§ PROBLEM REQUIREMENTS: In full and without deviation, write out the entries that follow.

§ DATA SUPPLIED:

┌────────

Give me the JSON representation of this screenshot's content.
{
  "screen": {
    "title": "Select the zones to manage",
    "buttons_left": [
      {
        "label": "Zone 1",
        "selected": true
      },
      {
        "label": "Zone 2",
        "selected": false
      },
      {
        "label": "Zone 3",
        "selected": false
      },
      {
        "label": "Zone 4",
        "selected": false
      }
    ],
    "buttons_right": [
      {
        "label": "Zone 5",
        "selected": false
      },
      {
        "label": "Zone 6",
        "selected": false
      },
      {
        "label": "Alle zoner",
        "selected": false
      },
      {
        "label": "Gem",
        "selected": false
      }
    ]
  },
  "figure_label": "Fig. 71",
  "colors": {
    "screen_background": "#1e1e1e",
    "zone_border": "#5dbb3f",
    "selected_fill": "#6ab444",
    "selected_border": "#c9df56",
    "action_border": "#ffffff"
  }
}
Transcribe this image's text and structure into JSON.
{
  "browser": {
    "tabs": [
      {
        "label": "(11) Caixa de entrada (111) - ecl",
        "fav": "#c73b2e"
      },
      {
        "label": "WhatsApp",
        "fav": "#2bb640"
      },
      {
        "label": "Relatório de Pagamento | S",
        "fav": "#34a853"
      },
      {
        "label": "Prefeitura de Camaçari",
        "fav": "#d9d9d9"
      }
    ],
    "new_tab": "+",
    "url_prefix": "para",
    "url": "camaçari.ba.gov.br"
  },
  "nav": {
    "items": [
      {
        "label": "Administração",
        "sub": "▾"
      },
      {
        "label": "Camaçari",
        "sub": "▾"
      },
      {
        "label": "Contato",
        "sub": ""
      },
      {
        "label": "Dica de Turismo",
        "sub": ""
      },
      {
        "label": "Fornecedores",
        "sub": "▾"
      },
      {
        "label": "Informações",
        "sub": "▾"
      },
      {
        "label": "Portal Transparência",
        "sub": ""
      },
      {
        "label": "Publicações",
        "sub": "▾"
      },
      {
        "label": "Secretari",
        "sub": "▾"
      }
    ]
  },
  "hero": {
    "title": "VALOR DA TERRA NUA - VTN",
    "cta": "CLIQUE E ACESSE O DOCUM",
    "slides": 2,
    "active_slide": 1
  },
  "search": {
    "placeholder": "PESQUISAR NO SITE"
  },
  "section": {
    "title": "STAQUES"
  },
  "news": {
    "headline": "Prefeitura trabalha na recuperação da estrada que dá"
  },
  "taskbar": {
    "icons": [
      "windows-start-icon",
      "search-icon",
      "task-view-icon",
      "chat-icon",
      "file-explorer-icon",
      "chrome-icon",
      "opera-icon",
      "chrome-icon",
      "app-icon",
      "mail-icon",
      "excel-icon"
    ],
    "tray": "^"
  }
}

└────────

§ CORRECT RESULT:
Give me the JSON representation of this screenshot's content.
{
  "screen": {
    "title": "Select the zones to manage",
    "buttons_left": [
      {
        "label": "Zone 1",
        "selected": true
      },
      {
        "label": "Zone 2",
        "selected": false
      },
      {
        "label": "Zone 3",
        "selected": false
      },
      {
        "label": "Zone 4",
        "selected": false
      }
    ],
    "buttons_right": [
      {
        "label": "Zone 5",
        "selected": false
      },
      {
        "label": "Zone 6",
        "selected": false
      },
      {
        "label": "Alle zoner",
        "selected": false
      },
      {
        "label": "Gem",
        "selected": false
      }
    ]
  },
  "figure_label": "Fig. 71",
  "colors": {
    "screen_background": "#1e1e1e",
    "zone_border": "#5dbb3f",
    "selected_fill": "#6ab444",
    "selected_border": "#c9df56",
    "action_border": "#ffffff"
  }
}
Transcribe this image's text and structure into JSON.
{
  "browser": {
    "tabs": [
      {
        "label": "(11) Caixa de entrada (111) - ecl",
        "fav": "#c73b2e"
      },
      {
        "label": "WhatsApp",
        "fav": "#2bb640"
      },
      {
        "label": "Relatório de Pagamento | S",
        "fav": "#34a853"
      },
      {
        "label": "Prefeitura de Camaçari",
        "fav": "#d9d9d9"
      }
    ],
    "new_tab": "+",
    "url_prefix": "para",
    "url": "camaçari.ba.gov.br"
  },
  "nav": {
    "items": [
      {
        "label": "Administração",
        "sub": "▾"
      },
      {
        "label": "Camaçari",
        "sub": "▾"
      },
      {
        "label": "Contato",
        "sub": ""
      },
      {
        "label": "Dica de Turismo",
        "sub": ""
      },
      {
        "label": "Fornecedores",
        "sub": "▾"
      },
      {
        "label": "Informações",
        "sub": "▾"
      },
      {
        "label": "Portal Transparência",
        "sub": ""
      },
      {
        "label": "Publicações",
        "sub": "▾"
      },
      {
        "label": "Secretari",
        "sub": "▾"
      }
    ]
  },
  "hero": {
    "title": "VALOR DA TERRA NUA - VTN",
    "cta": "CLIQUE E ACESSE O DOCUM",
    "slides": 2,
    "active_slide": 1
  },
  "search": {
    "placeholder": "PESQUISAR NO SITE"
  },
  "section": {
    "title": "STAQUES"
  },
  "news": {
    "headline": "Prefeitura trabalha na recuperação da estrada que dá"
  },
  "taskbar": {
    "icons": [
      "windows-start-icon",
      "search-icon",
      "task-view-icon",
      "chat-icon",
      "file-explorer-icon",
      "chrome-icon",
      "opera-icon",
      "chrome-icon",
      "app-icon",
      "mail-icon",
      "excel-icon"
    ],
    "tray": "^"
  }
}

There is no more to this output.